START Exercise material

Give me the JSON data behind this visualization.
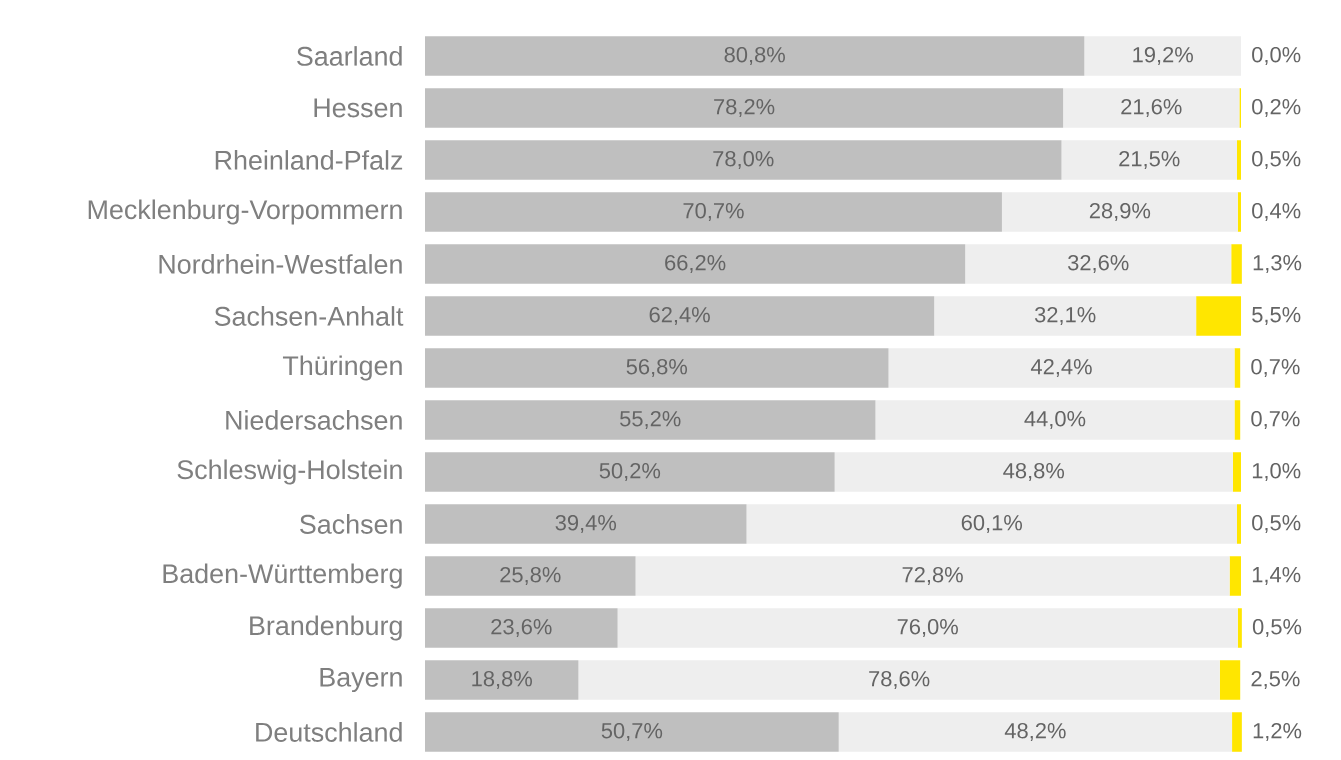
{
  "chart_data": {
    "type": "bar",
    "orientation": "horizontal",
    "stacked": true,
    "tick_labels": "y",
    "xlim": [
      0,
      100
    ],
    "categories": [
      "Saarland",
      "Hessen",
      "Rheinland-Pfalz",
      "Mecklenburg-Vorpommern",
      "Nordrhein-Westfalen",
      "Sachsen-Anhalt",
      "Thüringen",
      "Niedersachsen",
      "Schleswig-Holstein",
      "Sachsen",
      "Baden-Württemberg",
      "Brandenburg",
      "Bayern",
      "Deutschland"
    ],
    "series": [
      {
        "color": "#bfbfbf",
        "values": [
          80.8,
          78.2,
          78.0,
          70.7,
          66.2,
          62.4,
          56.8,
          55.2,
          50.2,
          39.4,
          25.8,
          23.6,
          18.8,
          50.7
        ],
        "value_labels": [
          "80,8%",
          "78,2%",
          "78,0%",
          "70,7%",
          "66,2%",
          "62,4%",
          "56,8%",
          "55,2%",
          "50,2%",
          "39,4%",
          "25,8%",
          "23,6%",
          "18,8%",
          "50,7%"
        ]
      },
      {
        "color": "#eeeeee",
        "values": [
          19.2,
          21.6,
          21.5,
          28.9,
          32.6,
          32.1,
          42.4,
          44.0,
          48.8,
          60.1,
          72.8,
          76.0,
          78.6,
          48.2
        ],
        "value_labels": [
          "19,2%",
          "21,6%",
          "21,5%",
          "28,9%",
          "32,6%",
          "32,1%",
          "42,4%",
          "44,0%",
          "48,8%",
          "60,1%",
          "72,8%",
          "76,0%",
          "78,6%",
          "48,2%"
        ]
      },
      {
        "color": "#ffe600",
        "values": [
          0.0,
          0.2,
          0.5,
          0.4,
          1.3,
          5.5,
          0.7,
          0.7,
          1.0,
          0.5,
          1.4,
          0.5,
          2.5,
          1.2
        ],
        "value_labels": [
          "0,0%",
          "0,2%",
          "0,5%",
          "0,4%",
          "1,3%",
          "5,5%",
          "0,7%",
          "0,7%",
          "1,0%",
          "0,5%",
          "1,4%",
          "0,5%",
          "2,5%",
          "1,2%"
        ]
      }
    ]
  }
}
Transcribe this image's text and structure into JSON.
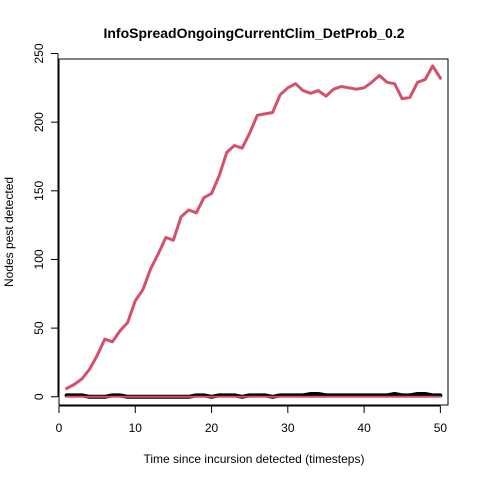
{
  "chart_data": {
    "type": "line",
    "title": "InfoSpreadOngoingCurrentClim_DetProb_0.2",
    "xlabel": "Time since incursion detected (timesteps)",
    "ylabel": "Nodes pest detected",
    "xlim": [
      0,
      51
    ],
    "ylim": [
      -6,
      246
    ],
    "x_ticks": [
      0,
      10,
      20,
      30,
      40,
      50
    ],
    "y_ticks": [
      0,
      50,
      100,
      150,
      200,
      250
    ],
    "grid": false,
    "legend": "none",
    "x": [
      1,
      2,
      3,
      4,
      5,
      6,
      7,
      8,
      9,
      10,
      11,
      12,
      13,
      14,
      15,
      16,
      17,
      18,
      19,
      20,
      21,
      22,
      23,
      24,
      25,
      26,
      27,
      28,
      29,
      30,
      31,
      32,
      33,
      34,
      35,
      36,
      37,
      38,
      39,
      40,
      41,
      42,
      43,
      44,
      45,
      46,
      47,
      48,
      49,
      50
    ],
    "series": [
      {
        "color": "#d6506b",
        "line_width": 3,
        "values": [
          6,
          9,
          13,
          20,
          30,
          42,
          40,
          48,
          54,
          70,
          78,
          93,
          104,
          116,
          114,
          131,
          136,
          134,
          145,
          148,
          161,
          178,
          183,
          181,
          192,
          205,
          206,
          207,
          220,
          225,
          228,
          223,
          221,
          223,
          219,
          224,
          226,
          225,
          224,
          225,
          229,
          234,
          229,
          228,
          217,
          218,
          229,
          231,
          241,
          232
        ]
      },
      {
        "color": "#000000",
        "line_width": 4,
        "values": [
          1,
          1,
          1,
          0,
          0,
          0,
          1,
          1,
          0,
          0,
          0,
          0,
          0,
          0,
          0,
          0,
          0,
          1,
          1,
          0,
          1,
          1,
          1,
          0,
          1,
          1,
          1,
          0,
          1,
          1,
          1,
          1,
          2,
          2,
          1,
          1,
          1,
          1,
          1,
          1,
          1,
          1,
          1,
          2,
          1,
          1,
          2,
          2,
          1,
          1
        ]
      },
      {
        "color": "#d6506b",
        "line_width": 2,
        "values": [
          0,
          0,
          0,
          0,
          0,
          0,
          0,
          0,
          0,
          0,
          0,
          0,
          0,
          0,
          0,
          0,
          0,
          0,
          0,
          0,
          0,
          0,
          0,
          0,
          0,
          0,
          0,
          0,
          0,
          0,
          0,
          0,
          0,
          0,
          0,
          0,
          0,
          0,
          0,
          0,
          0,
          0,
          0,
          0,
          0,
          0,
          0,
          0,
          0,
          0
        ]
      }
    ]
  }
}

END Exercise material
START Exercise material

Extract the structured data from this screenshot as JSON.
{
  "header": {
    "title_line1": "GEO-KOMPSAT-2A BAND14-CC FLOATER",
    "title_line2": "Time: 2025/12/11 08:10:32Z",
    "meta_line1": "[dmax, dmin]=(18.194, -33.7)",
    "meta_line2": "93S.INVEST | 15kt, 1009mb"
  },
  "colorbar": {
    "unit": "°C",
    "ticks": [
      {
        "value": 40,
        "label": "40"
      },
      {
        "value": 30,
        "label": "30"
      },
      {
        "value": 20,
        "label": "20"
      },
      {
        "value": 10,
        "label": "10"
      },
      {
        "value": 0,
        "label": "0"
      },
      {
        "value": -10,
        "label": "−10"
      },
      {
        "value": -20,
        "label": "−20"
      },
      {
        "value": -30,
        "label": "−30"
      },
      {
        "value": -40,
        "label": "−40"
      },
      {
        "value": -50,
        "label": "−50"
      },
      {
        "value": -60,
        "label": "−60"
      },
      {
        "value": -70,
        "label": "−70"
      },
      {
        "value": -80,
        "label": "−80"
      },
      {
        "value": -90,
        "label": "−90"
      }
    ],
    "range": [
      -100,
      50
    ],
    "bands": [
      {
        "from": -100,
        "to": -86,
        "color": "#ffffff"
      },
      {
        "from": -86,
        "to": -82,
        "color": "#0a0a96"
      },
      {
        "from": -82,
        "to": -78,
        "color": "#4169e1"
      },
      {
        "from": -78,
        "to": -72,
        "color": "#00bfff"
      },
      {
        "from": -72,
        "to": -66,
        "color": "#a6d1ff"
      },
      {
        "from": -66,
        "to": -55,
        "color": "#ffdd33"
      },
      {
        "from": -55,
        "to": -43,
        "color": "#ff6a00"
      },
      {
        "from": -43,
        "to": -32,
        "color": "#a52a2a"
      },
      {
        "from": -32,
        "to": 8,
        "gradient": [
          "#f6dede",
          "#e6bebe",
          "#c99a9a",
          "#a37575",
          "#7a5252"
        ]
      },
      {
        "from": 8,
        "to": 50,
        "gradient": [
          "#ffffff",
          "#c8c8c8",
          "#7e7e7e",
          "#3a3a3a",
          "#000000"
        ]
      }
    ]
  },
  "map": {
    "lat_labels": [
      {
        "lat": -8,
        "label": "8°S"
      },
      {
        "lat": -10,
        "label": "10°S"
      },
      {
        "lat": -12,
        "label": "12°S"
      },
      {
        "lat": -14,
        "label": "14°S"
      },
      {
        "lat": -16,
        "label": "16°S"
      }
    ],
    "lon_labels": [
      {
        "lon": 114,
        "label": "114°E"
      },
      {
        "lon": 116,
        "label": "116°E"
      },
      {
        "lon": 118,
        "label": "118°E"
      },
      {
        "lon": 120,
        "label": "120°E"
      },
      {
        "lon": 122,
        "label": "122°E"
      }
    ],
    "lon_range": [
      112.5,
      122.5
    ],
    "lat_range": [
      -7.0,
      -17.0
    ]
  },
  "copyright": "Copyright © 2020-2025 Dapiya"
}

END Exercise material

**To be done**.
Extract each line from the entries above that contains the string "JSON".

**Result of the exercise**.
Give me the JSON data behind this visualization.
Transcribe this image's text and structure into JSON.
Extract the structured data from this screenshot as JSON.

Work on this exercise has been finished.